Dataset items
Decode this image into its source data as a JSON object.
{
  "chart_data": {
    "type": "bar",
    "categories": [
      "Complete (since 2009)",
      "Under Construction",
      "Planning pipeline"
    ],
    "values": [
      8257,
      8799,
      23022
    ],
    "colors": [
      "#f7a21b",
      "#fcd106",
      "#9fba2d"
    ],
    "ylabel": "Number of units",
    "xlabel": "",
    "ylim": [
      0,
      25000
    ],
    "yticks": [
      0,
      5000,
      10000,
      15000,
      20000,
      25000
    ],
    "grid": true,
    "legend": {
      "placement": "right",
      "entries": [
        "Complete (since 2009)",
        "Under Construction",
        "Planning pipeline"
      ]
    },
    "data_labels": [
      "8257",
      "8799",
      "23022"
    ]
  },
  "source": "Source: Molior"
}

**WHAT TO WORK ON**
Look through the entries above. Extract each line with the word "Construction".

**REPLY**
      "Under Construction",
        "Under Construction",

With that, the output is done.